* [TASK INSTRUCTIONS]: Read the listing below and copy out every line that holds "admin".

Dataset excerpts:
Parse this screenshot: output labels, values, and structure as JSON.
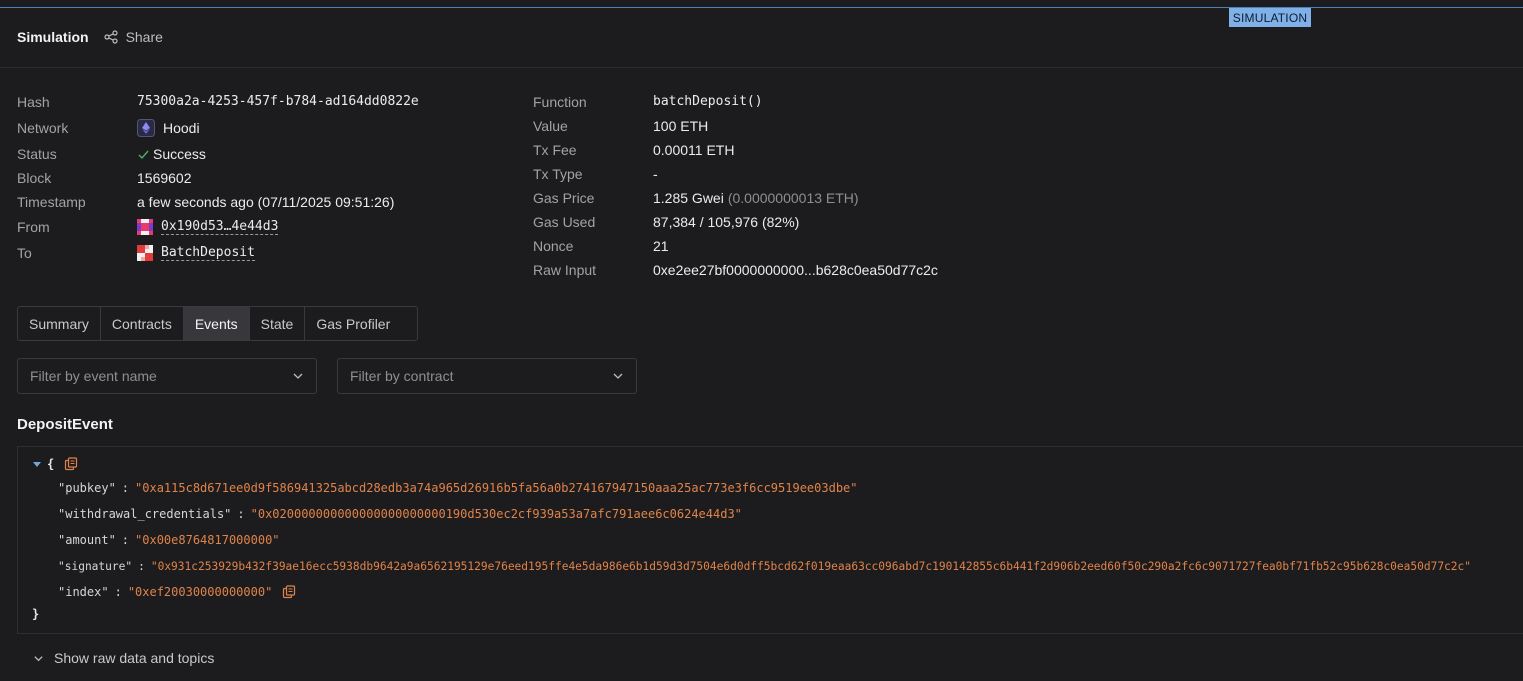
{
  "badge": "SIMULATION",
  "header": {
    "title": "Simulation",
    "share_label": "Share"
  },
  "tx": {
    "left": [
      {
        "key": "Hash",
        "value": "75300a2a-4253-457f-b784-ad164dd0822e"
      },
      {
        "key": "Network",
        "value": "Hoodi"
      },
      {
        "key": "Status",
        "value": "Success"
      },
      {
        "key": "Block",
        "value": "1569602"
      },
      {
        "key": "Timestamp",
        "value": "a few seconds ago (07/11/2025 09:51:26)"
      },
      {
        "key": "From",
        "value": "0x190d53…4e44d3"
      },
      {
        "key": "To",
        "value": "BatchDeposit"
      }
    ],
    "right": [
      {
        "key": "Function",
        "value": "batchDeposit()"
      },
      {
        "key": "Value",
        "value": "100 ETH"
      },
      {
        "key": "Tx Fee",
        "value": "0.00011 ETH"
      },
      {
        "key": "Tx Type",
        "value": "-"
      },
      {
        "key": "Gas Price",
        "value": "1.285 Gwei",
        "extra": "(0.0000000013 ETH)"
      },
      {
        "key": "Gas Used",
        "value": "87,384 / 105,976 (82%)"
      },
      {
        "key": "Nonce",
        "value": "21"
      },
      {
        "key": "Raw Input",
        "value": "0xe2ee27bf0000000000...b628c0ea50d77c2c"
      }
    ]
  },
  "tabs": [
    "Summary",
    "Contracts",
    "Events",
    "State",
    "Gas Profiler"
  ],
  "active_tab": "Events",
  "filters": {
    "event_placeholder": "Filter by event name",
    "contract_placeholder": "Filter by contract"
  },
  "event": {
    "name": "DepositEvent",
    "fields": [
      {
        "key": "\"pubkey\"",
        "value": "\"0xa115c8d671ee0d9f586941325abcd28edb3a74a965d26916b5fa56a0b274167947150aaa25ac773e3f6cc9519ee03dbe\""
      },
      {
        "key": "\"withdrawal_credentials\"",
        "value": "\"0x020000000000000000000000190d530ec2cf939a53a7afc791aee6c0624e44d3\""
      },
      {
        "key": "\"amount\"",
        "value": "\"0x00e8764817000000\""
      },
      {
        "key": "\"signature\"",
        "value": "\"0x931c253929b432f39ae16ecc5938db9642a9a6562195129e76eed195ffe4e5da986e6b1d59d3d7504e6d0dff5bcd62f019eaa63cc096abd7c190142855c6b441f2d906b2eed60f50c290a2fc6c9071727fea0bf71fb52c95b628c0ea50d77c2c\""
      },
      {
        "key": "\"index\"",
        "value": "\"0xef20030000000000\""
      }
    ],
    "open_brace": "{",
    "close_brace": "}"
  },
  "raw_toggle_label": "Show raw data and topics",
  "colors": {
    "accent": "#7fb0e8",
    "success": "#4caf6a",
    "json_value": "#e0834a",
    "background": "#1c1c1e"
  }
}
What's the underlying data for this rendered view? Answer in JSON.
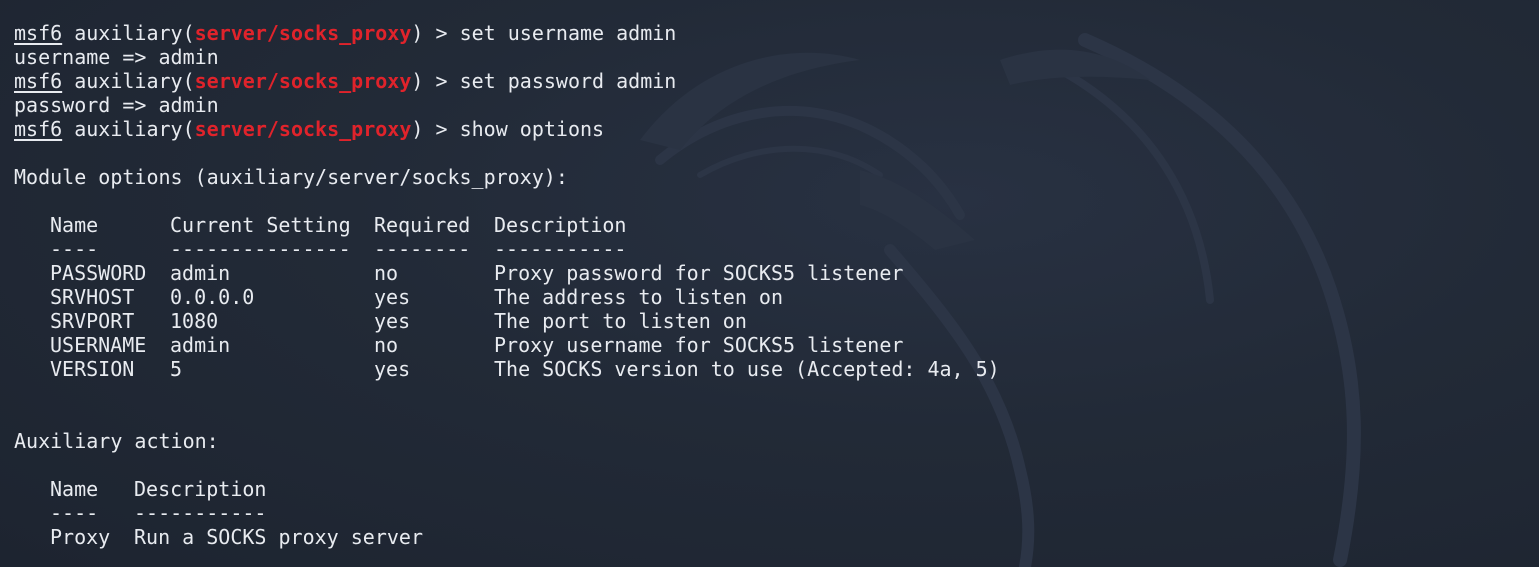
{
  "prompt": {
    "framework": "msf6",
    "type": "auxiliary",
    "module": "server/socks_proxy",
    "suffix": "> "
  },
  "session": [
    {
      "command": "set username admin",
      "output": "username => admin"
    },
    {
      "command": "set password admin",
      "output": "password => admin"
    },
    {
      "command": "show options"
    }
  ],
  "module_options": {
    "title": "Module options (auxiliary/server/socks_proxy):",
    "columns": [
      "Name",
      "Current Setting",
      "Required",
      "Description"
    ],
    "separators": [
      "----",
      "---------------",
      "--------",
      "-----------"
    ],
    "rows": [
      {
        "name": "PASSWORD",
        "setting": "admin",
        "required": "no",
        "description": "Proxy password for SOCKS5 listener"
      },
      {
        "name": "SRVHOST",
        "setting": "0.0.0.0",
        "required": "yes",
        "description": "The address to listen on"
      },
      {
        "name": "SRVPORT",
        "setting": "1080",
        "required": "yes",
        "description": "The port to listen on"
      },
      {
        "name": "USERNAME",
        "setting": "admin",
        "required": "no",
        "description": "Proxy username for SOCKS5 listener"
      },
      {
        "name": "VERSION",
        "setting": "5",
        "required": "yes",
        "description": "The SOCKS version to use (Accepted: 4a, 5)"
      }
    ]
  },
  "auxiliary_action": {
    "title": "Auxiliary action:",
    "columns": [
      "Name",
      "Description"
    ],
    "separators": [
      "----",
      "-----------"
    ],
    "rows": [
      {
        "name": "Proxy",
        "description": "Run a SOCKS proxy server"
      }
    ]
  },
  "colors": {
    "background": "#202734",
    "text": "#e8ebf0",
    "module": "#e0232b"
  },
  "watermark_icon": "kali-dragon-icon"
}
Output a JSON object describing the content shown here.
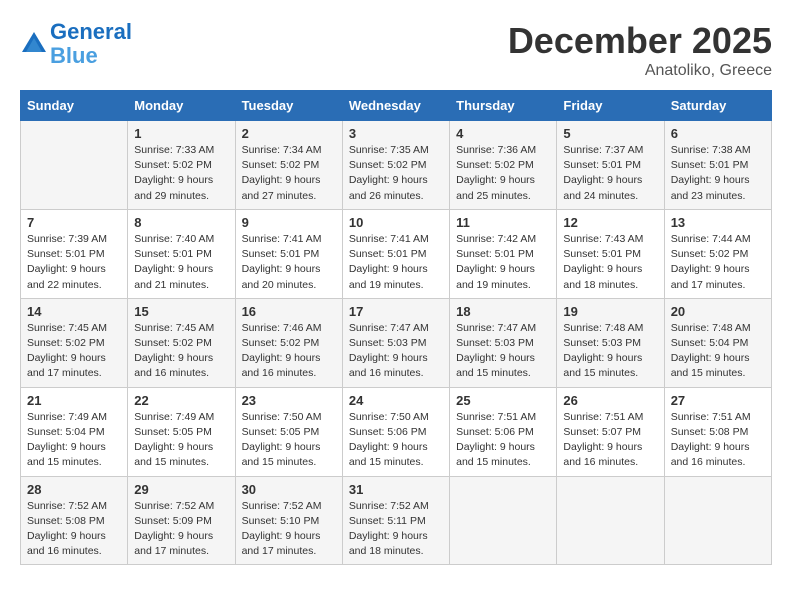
{
  "header": {
    "logo_line1": "General",
    "logo_line2": "Blue",
    "month": "December 2025",
    "location": "Anatoliko, Greece"
  },
  "days_of_week": [
    "Sunday",
    "Monday",
    "Tuesday",
    "Wednesday",
    "Thursday",
    "Friday",
    "Saturday"
  ],
  "weeks": [
    [
      {
        "day": "",
        "info": ""
      },
      {
        "day": "1",
        "info": "Sunrise: 7:33 AM\nSunset: 5:02 PM\nDaylight: 9 hours\nand 29 minutes."
      },
      {
        "day": "2",
        "info": "Sunrise: 7:34 AM\nSunset: 5:02 PM\nDaylight: 9 hours\nand 27 minutes."
      },
      {
        "day": "3",
        "info": "Sunrise: 7:35 AM\nSunset: 5:02 PM\nDaylight: 9 hours\nand 26 minutes."
      },
      {
        "day": "4",
        "info": "Sunrise: 7:36 AM\nSunset: 5:02 PM\nDaylight: 9 hours\nand 25 minutes."
      },
      {
        "day": "5",
        "info": "Sunrise: 7:37 AM\nSunset: 5:01 PM\nDaylight: 9 hours\nand 24 minutes."
      },
      {
        "day": "6",
        "info": "Sunrise: 7:38 AM\nSunset: 5:01 PM\nDaylight: 9 hours\nand 23 minutes."
      }
    ],
    [
      {
        "day": "7",
        "info": "Sunrise: 7:39 AM\nSunset: 5:01 PM\nDaylight: 9 hours\nand 22 minutes."
      },
      {
        "day": "8",
        "info": "Sunrise: 7:40 AM\nSunset: 5:01 PM\nDaylight: 9 hours\nand 21 minutes."
      },
      {
        "day": "9",
        "info": "Sunrise: 7:41 AM\nSunset: 5:01 PM\nDaylight: 9 hours\nand 20 minutes."
      },
      {
        "day": "10",
        "info": "Sunrise: 7:41 AM\nSunset: 5:01 PM\nDaylight: 9 hours\nand 19 minutes."
      },
      {
        "day": "11",
        "info": "Sunrise: 7:42 AM\nSunset: 5:01 PM\nDaylight: 9 hours\nand 19 minutes."
      },
      {
        "day": "12",
        "info": "Sunrise: 7:43 AM\nSunset: 5:01 PM\nDaylight: 9 hours\nand 18 minutes."
      },
      {
        "day": "13",
        "info": "Sunrise: 7:44 AM\nSunset: 5:02 PM\nDaylight: 9 hours\nand 17 minutes."
      }
    ],
    [
      {
        "day": "14",
        "info": "Sunrise: 7:45 AM\nSunset: 5:02 PM\nDaylight: 9 hours\nand 17 minutes."
      },
      {
        "day": "15",
        "info": "Sunrise: 7:45 AM\nSunset: 5:02 PM\nDaylight: 9 hours\nand 16 minutes."
      },
      {
        "day": "16",
        "info": "Sunrise: 7:46 AM\nSunset: 5:02 PM\nDaylight: 9 hours\nand 16 minutes."
      },
      {
        "day": "17",
        "info": "Sunrise: 7:47 AM\nSunset: 5:03 PM\nDaylight: 9 hours\nand 16 minutes."
      },
      {
        "day": "18",
        "info": "Sunrise: 7:47 AM\nSunset: 5:03 PM\nDaylight: 9 hours\nand 15 minutes."
      },
      {
        "day": "19",
        "info": "Sunrise: 7:48 AM\nSunset: 5:03 PM\nDaylight: 9 hours\nand 15 minutes."
      },
      {
        "day": "20",
        "info": "Sunrise: 7:48 AM\nSunset: 5:04 PM\nDaylight: 9 hours\nand 15 minutes."
      }
    ],
    [
      {
        "day": "21",
        "info": "Sunrise: 7:49 AM\nSunset: 5:04 PM\nDaylight: 9 hours\nand 15 minutes."
      },
      {
        "day": "22",
        "info": "Sunrise: 7:49 AM\nSunset: 5:05 PM\nDaylight: 9 hours\nand 15 minutes."
      },
      {
        "day": "23",
        "info": "Sunrise: 7:50 AM\nSunset: 5:05 PM\nDaylight: 9 hours\nand 15 minutes."
      },
      {
        "day": "24",
        "info": "Sunrise: 7:50 AM\nSunset: 5:06 PM\nDaylight: 9 hours\nand 15 minutes."
      },
      {
        "day": "25",
        "info": "Sunrise: 7:51 AM\nSunset: 5:06 PM\nDaylight: 9 hours\nand 15 minutes."
      },
      {
        "day": "26",
        "info": "Sunrise: 7:51 AM\nSunset: 5:07 PM\nDaylight: 9 hours\nand 16 minutes."
      },
      {
        "day": "27",
        "info": "Sunrise: 7:51 AM\nSunset: 5:08 PM\nDaylight: 9 hours\nand 16 minutes."
      }
    ],
    [
      {
        "day": "28",
        "info": "Sunrise: 7:52 AM\nSunset: 5:08 PM\nDaylight: 9 hours\nand 16 minutes."
      },
      {
        "day": "29",
        "info": "Sunrise: 7:52 AM\nSunset: 5:09 PM\nDaylight: 9 hours\nand 17 minutes."
      },
      {
        "day": "30",
        "info": "Sunrise: 7:52 AM\nSunset: 5:10 PM\nDaylight: 9 hours\nand 17 minutes."
      },
      {
        "day": "31",
        "info": "Sunrise: 7:52 AM\nSunset: 5:11 PM\nDaylight: 9 hours\nand 18 minutes."
      },
      {
        "day": "",
        "info": ""
      },
      {
        "day": "",
        "info": ""
      },
      {
        "day": "",
        "info": ""
      }
    ]
  ]
}
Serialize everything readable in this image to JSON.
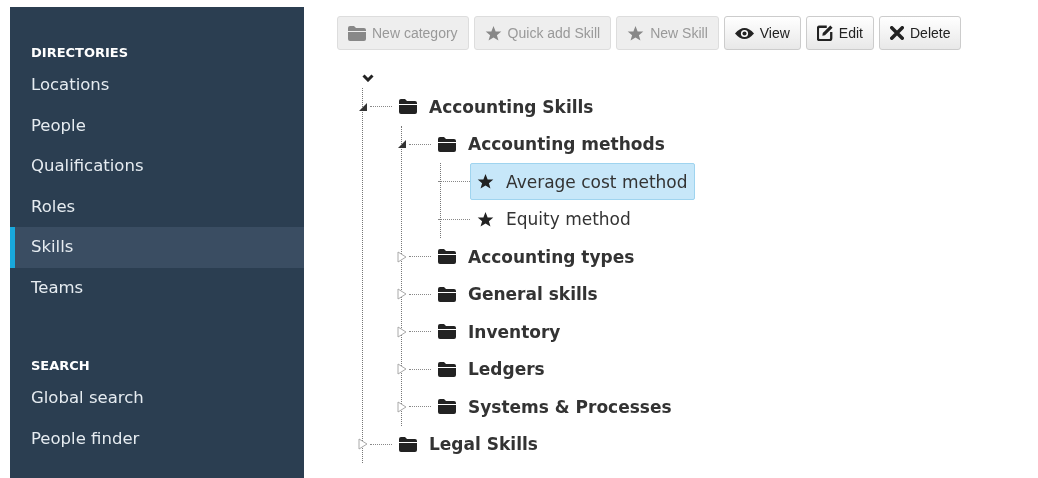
{
  "sidebar": {
    "sections": [
      {
        "heading": "DIRECTORIES",
        "items": [
          {
            "label": "Locations",
            "selected": false
          },
          {
            "label": "People",
            "selected": false
          },
          {
            "label": "Qualifications",
            "selected": false
          },
          {
            "label": "Roles",
            "selected": false
          },
          {
            "label": "Skills",
            "selected": true
          },
          {
            "label": "Teams",
            "selected": false
          }
        ]
      },
      {
        "heading": "SEARCH",
        "items": [
          {
            "label": "Global search",
            "selected": false
          },
          {
            "label": "People finder",
            "selected": false
          }
        ]
      }
    ]
  },
  "toolbar": {
    "buttons": [
      {
        "label": "New category",
        "kind": "new-category",
        "disabled": true
      },
      {
        "label": "Quick add Skill",
        "kind": "quick-add",
        "disabled": true
      },
      {
        "label": "New Skill",
        "kind": "new",
        "disabled": true
      },
      {
        "label": "View",
        "kind": "view",
        "disabled": false
      },
      {
        "label": "Edit",
        "kind": "edit",
        "disabled": false
      },
      {
        "label": "Delete",
        "kind": "delete",
        "disabled": false
      }
    ]
  },
  "tree": [
    {
      "label": "Accounting Skills",
      "kind": "category",
      "expanded": true,
      "selected": false,
      "children": [
        {
          "label": "Accounting methods",
          "kind": "category",
          "expanded": true,
          "selected": false,
          "children": [
            {
              "label": "Average cost method",
              "kind": "skill",
              "selected": true
            },
            {
              "label": "Equity method",
              "kind": "skill",
              "selected": false
            }
          ]
        },
        {
          "label": "Accounting types",
          "kind": "category",
          "expanded": false,
          "selected": false
        },
        {
          "label": "General skills",
          "kind": "category",
          "expanded": false,
          "selected": false
        },
        {
          "label": "Inventory",
          "kind": "category",
          "expanded": false,
          "selected": false
        },
        {
          "label": "Ledgers",
          "kind": "category",
          "expanded": false,
          "selected": false
        },
        {
          "label": "Systems & Processes",
          "kind": "category",
          "expanded": false,
          "selected": false
        }
      ]
    },
    {
      "label": "Legal Skills",
      "kind": "category",
      "expanded": false,
      "selected": false
    }
  ]
}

* [COMPLETE ANSWER]:
      "command": "set username admin",
      "output": "username => admin"
      "command": "set password admin",
      "output": "password => admin"
        "setting": "admin",
        "setting": "admin",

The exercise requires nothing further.